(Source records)
== == ==

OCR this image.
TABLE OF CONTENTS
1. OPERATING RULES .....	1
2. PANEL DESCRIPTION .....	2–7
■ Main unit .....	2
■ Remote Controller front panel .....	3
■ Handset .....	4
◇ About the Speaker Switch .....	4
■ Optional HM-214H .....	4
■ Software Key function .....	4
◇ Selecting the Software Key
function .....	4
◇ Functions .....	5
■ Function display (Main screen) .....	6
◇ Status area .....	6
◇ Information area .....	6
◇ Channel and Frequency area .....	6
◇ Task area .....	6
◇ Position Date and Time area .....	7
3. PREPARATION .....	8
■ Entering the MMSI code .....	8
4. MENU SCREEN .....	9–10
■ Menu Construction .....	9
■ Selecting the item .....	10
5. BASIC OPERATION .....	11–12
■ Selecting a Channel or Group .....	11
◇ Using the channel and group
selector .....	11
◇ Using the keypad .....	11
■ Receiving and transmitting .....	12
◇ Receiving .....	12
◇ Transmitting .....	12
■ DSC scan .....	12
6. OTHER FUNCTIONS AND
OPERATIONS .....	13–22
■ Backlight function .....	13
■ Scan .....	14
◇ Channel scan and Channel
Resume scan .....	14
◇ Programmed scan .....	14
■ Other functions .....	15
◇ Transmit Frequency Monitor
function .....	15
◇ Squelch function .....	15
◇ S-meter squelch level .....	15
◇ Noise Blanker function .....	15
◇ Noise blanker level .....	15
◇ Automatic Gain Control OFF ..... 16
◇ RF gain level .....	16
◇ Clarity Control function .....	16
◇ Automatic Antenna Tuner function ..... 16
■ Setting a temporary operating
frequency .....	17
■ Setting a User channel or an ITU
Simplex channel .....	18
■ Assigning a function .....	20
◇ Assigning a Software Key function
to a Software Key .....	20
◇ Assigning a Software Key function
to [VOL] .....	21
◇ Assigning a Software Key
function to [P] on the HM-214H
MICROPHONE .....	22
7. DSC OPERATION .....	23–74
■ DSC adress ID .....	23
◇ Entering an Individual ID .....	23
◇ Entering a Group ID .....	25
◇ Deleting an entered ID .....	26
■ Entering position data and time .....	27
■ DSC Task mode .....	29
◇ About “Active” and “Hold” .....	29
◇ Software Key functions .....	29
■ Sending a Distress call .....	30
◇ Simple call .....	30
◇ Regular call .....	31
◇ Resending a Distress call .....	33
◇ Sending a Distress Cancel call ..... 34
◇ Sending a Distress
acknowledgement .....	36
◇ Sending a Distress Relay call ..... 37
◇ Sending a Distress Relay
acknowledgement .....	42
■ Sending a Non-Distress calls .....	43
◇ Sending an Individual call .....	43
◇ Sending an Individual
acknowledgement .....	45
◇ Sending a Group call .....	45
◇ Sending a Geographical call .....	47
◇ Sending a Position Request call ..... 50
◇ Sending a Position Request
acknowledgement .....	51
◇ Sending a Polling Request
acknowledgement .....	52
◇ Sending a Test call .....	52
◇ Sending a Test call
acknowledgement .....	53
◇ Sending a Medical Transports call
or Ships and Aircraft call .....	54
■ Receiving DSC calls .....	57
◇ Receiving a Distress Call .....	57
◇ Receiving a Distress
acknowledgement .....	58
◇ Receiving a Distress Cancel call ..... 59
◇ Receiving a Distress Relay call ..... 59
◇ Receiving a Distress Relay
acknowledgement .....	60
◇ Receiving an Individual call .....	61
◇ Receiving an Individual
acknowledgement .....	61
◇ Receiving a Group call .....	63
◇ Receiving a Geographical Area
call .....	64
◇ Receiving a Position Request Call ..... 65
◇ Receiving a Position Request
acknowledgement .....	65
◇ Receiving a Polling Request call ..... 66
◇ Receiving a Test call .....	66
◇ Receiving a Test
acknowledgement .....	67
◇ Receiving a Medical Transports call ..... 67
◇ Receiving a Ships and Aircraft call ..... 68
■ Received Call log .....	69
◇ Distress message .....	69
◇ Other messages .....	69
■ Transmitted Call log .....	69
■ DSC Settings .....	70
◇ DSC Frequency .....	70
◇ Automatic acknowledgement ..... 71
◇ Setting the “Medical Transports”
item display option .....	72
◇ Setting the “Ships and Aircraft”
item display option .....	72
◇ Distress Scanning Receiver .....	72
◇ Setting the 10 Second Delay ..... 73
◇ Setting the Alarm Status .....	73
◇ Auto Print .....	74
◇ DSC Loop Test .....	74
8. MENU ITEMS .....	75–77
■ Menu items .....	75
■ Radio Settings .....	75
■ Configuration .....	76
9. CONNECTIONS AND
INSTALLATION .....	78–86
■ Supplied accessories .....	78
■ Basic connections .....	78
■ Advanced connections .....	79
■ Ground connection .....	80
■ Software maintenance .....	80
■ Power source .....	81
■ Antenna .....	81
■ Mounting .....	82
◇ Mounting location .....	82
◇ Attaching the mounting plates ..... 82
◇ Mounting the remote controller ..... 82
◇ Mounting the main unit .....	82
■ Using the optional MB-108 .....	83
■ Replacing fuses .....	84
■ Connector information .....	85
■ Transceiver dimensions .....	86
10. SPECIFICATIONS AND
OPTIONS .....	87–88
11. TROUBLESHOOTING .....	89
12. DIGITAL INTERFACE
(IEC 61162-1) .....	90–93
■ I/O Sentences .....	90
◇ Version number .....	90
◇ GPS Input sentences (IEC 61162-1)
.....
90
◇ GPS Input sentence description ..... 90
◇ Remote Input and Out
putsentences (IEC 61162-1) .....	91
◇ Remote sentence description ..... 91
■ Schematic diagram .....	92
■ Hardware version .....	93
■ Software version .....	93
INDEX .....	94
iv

== == ==

DO THIS: Extract the complete listing above, reproducing each line exactly.

CORRECT RESPONSE:
OCR this image.
TABLE OF CONTENTS
1. OPERATING RULES .....	1
2. PANEL DESCRIPTION .....	2–7
■ Main unit .....	2
■ Remote Controller front panel .....	3
■ Handset .....	4
◇ About the Speaker Switch .....	4
■ Optional HM-214H .....	4
■ Software Key function .....	4
◇ Selecting the Software Key
function .....	4
◇ Functions .....	5
■ Function display (Main screen) .....	6
◇ Status area .....	6
◇ Information area .....	6
◇ Channel and Frequency area .....	6
◇ Task area .....	6
◇ Position Date and Time area .....	7
3. PREPARATION .....	8
■ Entering the MMSI code .....	8
4. MENU SCREEN .....	9–10
■ Menu Construction .....	9
■ Selecting the item .....	10
5. BASIC OPERATION .....	11–12
■ Selecting a Channel or Group .....	11
◇ Using the channel and group
selector .....	11
◇ Using the keypad .....	11
■ Receiving and transmitting .....	12
◇ Receiving .....	12
◇ Transmitting .....	12
■ DSC scan .....	12
6. OTHER FUNCTIONS AND
OPERATIONS .....	13–22
■ Backlight function .....	13
■ Scan .....	14
◇ Channel scan and Channel
Resume scan .....	14
◇ Programmed scan .....	14
■ Other functions .....	15
◇ Transmit Frequency Monitor
function .....	15
◇ Squelch function .....	15
◇ S-meter squelch level .....	15
◇ Noise Blanker function .....	15
◇ Noise blanker level .....	15
◇ Automatic Gain Control OFF ..... 16
◇ RF gain level .....	16
◇ Clarity Control function .....	16
◇ Automatic Antenna Tuner function ..... 16
■ Setting a temporary operating
frequency .....	17
■ Setting a User channel or an ITU
Simplex channel .....	18
■ Assigning a function .....	20
◇ Assigning a Software Key function
to a Software Key .....	20
◇ Assigning a Software Key function
to [VOL] .....	21
◇ Assigning a Software Key
function to [P] on the HM-214H
MICROPHONE .....	22
7. DSC OPERATION .....	23–74
■ DSC adress ID .....	23
◇ Entering an Individual ID .....	23
◇ Entering a Group ID .....	25
◇ Deleting an entered ID .....	26
■ Entering position data and time .....	27
■ DSC Task mode .....	29
◇ About “Active” and “Hold” .....	29
◇ Software Key functions .....	29
■ Sending a Distress call .....	30
◇ Simple call .....	30
◇ Regular call .....	31
◇ Resending a Distress call .....	33
◇ Sending a Distress Cancel call ..... 34
◇ Sending a Distress
acknowledgement .....	36
◇ Sending a Distress Relay call ..... 37
◇ Sending a Distress Relay
acknowledgement .....	42
■ Sending a Non-Distress calls .....	43
◇ Sending an Individual call .....	43
◇ Sending an Individual
acknowledgement .....	45
◇ Sending a Group call .....	45
◇ Sending a Geographical call .....	47
◇ Sending a Position Request call ..... 50
◇ Sending a Position Request
acknowledgement .....	51
◇ Sending a Polling Request
acknowledgement .....	52
◇ Sending a Test call .....	52
◇ Sending a Test call
acknowledgement .....	53
◇ Sending a Medical Transports call
or Ships and Aircraft call .....	54
■ Receiving DSC calls .....	57
◇ Receiving a Distress Call .....	57
◇ Receiving a Distress
acknowledgement .....	58
◇ Receiving a Distress Cancel call ..... 59
◇ Receiving a Distress Relay call ..... 59
◇ Receiving a Distress Relay
acknowledgement .....	60
◇ Receiving an Individual call .....	61
◇ Receiving an Individual
acknowledgement .....	61
◇ Receiving a Group call .....	63
◇ Receiving a Geographical Area
call .....	64
◇ Receiving a Position Request Call ..... 65
◇ Receiving a Position Request
acknowledgement .....	65
◇ Receiving a Polling Request call ..... 66
◇ Receiving a Test call .....	66
◇ Receiving a Test
acknowledgement .....	67
◇ Receiving a Medical Transports call ..... 67
◇ Receiving a Ships and Aircraft call ..... 68
■ Received Call log .....	69
◇ Distress message .....	69
◇ Other messages .....	69
■ Transmitted Call log .....	69
■ DSC Settings .....	70
◇ DSC Frequency .....	70
◇ Automatic acknowledgement ..... 71
◇ Setting the “Medical Transports”
item display option .....	72
◇ Setting the “Ships and Aircraft”
item display option .....	72
◇ Distress Scanning Receiver .....	72
◇ Setting the 10 Second Delay ..... 73
◇ Setting the Alarm Status .....	73
◇ Auto Print .....	74
◇ DSC Loop Test .....	74
8. MENU ITEMS .....	75–77
■ Menu items .....	75
■ Radio Settings .....	75
■ Configuration .....	76
9. CONNECTIONS AND
INSTALLATION .....	78–86
■ Supplied accessories .....	78
■ Basic connections .....	78
■ Advanced connections .....	79
■ Ground connection .....	80
■ Software maintenance .....	80
■ Power source .....	81
■ Antenna .....	81
■ Mounting .....	82
◇ Mounting location .....	82
◇ Attaching the mounting plates ..... 82
◇ Mounting the remote controller ..... 82
◇ Mounting the main unit .....	82
■ Using the optional MB-108 .....	83
■ Replacing fuses .....	84
■ Connector information .....	85
■ Transceiver dimensions .....	86
10. SPECIFICATIONS AND
OPTIONS .....	87–88
11. TROUBLESHOOTING .....	89
12. DIGITAL INTERFACE
(IEC 61162-1) .....	90–93
■ I/O Sentences .....	90
◇ Version number .....	90
◇ GPS Input sentences (IEC 61162-1)
.....
90
◇ GPS Input sentence description ..... 90
◇ Remote Input and Out
putsentences (IEC 61162-1) .....	91
◇ Remote sentence description ..... 91
■ Schematic diagram .....	92
■ Hardware version .....	93
■ Software version .....	93
INDEX .....	94
iv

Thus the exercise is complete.